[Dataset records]
************

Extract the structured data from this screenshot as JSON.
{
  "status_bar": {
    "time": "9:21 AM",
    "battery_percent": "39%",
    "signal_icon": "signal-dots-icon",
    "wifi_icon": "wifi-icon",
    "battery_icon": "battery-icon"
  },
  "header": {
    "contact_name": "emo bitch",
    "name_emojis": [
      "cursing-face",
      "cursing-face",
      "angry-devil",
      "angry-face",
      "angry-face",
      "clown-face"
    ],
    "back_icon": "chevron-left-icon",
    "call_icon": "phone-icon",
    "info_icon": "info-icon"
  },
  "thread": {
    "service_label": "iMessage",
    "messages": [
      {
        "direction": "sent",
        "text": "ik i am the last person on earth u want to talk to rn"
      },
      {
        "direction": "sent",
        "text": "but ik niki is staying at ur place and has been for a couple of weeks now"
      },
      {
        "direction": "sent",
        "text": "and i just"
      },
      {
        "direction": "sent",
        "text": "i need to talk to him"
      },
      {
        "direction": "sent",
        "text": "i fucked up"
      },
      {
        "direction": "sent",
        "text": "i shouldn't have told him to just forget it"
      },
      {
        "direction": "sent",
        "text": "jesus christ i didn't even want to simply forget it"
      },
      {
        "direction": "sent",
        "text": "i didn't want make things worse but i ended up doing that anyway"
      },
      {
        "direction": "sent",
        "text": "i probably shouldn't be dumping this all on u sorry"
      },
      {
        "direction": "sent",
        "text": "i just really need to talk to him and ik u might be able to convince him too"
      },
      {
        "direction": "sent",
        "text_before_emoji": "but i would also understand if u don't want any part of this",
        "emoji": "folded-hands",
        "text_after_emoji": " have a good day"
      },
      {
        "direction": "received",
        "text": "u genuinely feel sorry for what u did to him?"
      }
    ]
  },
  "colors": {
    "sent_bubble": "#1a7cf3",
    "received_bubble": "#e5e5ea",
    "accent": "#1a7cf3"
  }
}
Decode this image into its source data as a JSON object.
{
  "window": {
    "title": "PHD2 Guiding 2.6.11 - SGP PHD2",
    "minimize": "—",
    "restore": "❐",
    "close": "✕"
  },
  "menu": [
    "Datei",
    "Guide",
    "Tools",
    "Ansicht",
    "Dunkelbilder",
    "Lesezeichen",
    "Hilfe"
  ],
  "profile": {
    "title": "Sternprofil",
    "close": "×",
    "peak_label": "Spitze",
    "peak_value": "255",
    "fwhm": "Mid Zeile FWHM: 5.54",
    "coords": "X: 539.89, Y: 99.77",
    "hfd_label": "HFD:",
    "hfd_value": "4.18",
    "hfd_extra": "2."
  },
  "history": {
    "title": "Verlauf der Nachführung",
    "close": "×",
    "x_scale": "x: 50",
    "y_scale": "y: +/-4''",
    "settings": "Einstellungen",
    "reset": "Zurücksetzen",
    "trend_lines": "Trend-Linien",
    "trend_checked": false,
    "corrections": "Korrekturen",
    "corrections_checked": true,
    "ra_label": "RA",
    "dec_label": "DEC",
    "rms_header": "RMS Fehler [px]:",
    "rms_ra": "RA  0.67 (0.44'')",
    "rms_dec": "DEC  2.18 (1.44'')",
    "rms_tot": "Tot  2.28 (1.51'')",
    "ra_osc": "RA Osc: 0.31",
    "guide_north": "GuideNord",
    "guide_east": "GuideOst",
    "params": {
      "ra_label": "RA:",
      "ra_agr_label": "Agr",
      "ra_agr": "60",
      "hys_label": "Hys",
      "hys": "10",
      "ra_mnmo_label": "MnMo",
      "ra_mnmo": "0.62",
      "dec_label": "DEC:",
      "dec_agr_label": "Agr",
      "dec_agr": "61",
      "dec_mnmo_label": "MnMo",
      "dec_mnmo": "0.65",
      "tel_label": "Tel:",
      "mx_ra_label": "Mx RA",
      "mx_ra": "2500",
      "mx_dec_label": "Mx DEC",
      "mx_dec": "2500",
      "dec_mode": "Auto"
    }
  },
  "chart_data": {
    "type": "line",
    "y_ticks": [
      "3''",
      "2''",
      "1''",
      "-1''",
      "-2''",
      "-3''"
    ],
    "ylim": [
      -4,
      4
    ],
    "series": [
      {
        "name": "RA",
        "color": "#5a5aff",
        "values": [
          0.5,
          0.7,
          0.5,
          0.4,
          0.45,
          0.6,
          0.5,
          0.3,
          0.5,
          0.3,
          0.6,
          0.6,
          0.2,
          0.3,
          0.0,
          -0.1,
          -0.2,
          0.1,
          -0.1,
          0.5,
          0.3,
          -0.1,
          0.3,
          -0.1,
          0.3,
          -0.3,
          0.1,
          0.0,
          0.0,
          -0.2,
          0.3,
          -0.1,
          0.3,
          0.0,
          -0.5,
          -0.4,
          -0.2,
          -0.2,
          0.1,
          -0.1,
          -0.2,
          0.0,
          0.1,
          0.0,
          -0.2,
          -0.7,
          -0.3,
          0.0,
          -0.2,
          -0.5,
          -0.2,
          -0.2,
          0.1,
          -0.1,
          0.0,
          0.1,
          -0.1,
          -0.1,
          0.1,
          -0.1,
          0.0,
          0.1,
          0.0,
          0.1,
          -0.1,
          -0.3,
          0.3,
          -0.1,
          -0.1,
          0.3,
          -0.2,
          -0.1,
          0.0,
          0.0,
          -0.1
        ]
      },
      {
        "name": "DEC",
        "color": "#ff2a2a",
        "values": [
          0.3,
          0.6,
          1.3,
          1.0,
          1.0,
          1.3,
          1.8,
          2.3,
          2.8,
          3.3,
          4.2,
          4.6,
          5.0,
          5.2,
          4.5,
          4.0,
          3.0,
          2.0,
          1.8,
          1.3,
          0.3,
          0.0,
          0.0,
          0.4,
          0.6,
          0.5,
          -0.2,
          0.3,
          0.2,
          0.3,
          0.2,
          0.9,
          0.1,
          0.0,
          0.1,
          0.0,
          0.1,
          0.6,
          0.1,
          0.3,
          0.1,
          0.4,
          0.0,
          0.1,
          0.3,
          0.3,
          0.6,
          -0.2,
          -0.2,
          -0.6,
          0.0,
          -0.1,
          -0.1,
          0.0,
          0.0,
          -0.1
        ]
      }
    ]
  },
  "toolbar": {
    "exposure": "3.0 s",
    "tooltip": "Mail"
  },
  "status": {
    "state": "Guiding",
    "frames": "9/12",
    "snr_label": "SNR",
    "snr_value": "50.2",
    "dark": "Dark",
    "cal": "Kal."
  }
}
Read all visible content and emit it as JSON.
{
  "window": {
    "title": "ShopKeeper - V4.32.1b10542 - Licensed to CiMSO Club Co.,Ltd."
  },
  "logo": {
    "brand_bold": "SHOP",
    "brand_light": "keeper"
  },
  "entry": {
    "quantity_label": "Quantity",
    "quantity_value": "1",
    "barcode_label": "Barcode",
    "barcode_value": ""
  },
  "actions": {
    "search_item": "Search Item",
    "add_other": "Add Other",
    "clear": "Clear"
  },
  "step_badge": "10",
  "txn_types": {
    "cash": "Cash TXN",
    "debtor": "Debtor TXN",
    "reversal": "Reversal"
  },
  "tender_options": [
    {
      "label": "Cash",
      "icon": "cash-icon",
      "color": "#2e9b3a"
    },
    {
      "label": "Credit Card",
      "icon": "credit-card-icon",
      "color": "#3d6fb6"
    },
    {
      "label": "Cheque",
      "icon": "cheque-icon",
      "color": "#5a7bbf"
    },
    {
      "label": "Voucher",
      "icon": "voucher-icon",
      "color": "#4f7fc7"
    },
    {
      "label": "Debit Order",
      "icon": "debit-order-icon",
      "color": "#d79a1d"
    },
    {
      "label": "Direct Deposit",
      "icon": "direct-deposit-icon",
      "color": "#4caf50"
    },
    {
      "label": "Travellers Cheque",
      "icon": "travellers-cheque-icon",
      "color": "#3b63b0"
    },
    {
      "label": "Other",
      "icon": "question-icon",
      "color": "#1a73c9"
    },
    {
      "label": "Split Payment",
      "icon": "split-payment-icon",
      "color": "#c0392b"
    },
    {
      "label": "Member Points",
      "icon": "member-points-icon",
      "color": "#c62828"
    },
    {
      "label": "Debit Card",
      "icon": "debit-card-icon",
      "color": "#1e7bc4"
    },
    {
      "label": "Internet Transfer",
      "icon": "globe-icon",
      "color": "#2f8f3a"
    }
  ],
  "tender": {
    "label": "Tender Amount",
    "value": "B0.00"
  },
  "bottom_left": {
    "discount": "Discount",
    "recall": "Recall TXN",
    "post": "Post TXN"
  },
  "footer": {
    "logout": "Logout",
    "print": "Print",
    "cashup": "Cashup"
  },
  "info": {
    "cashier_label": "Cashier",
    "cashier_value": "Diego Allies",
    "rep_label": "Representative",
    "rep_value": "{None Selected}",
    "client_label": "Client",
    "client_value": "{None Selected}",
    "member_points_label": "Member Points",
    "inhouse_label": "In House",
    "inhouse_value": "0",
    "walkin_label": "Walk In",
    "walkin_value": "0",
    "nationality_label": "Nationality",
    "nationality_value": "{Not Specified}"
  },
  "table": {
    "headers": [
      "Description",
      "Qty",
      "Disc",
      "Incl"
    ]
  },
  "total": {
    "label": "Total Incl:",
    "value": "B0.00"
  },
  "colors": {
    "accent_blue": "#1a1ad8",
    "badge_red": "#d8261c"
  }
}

************

-- To do --
Return only those lines of the records that contain the string "need".

-- Full solution --
        "text": "i need to talk to him"
        "text": "i just really need to talk to him and ik u might be able to convince him too"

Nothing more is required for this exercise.